### MATERIAL FOR THIS TASK
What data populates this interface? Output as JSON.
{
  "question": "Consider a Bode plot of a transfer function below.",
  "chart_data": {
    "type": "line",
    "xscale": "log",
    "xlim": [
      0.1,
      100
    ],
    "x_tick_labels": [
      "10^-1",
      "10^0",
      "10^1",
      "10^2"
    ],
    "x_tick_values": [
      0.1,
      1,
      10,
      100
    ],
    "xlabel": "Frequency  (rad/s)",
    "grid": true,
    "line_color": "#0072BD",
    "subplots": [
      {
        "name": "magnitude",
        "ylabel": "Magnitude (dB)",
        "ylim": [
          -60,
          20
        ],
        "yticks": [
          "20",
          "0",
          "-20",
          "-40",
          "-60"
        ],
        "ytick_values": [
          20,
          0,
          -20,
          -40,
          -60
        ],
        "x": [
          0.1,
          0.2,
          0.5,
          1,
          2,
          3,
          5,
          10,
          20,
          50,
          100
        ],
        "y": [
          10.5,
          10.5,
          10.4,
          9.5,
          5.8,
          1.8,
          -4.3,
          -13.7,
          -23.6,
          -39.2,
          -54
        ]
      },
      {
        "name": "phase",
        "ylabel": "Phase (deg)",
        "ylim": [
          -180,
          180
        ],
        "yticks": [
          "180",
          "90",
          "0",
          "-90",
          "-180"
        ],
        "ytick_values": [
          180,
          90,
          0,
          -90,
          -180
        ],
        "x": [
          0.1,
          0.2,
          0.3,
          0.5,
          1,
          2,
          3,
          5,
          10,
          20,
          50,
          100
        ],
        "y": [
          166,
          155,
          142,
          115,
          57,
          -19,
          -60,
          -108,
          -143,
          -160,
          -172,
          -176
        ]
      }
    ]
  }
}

### WHAT THIS TASK INVOLVES
Output the entries verbatim.

### RESPONSE TO THE TASK
What data populates this interface? Output as JSON.
{
  "question": "Consider a Bode plot of a transfer function below.",
  "chart_data": {
    "type": "line",
    "xscale": "log",
    "xlim": [
      0.1,
      100
    ],
    "x_tick_labels": [
      "10^-1",
      "10^0",
      "10^1",
      "10^2"
    ],
    "x_tick_values": [
      0.1,
      1,
      10,
      100
    ],
    "xlabel": "Frequency  (rad/s)",
    "grid": true,
    "line_color": "#0072BD",
    "subplots": [
      {
        "name": "magnitude",
        "ylabel": "Magnitude (dB)",
        "ylim": [
          -60,
          20
        ],
        "yticks": [
          "20",
          "0",
          "-20",
          "-40",
          "-60"
        ],
        "ytick_values": [
          20,
          0,
          -20,
          -40,
          -60
        ],
        "x": [
          0.1,
          0.2,
          0.5,
          1,
          2,
          3,
          5,
          10,
          20,
          50,
          100
        ],
        "y": [
          10.5,
          10.5,
          10.4,
          9.5,
          5.8,
          1.8,
          -4.3,
          -13.7,
          -23.6,
          -39.2,
          -54
        ]
      },
      {
        "name": "phase",
        "ylabel": "Phase (deg)",
        "ylim": [
          -180,
          180
        ],
        "yticks": [
          "180",
          "90",
          "0",
          "-90",
          "-180"
        ],
        "ytick_values": [
          180,
          90,
          0,
          -90,
          -180
        ],
        "x": [
          0.1,
          0.2,
          0.3,
          0.5,
          1,
          2,
          3,
          5,
          10,
          20,
          50,
          100
        ],
        "y": [
          166,
          155,
          142,
          115,
          57,
          -19,
          -60,
          -108,
          -143,
          -160,
          -172,
          -176
        ]
      }
    ]
  }
}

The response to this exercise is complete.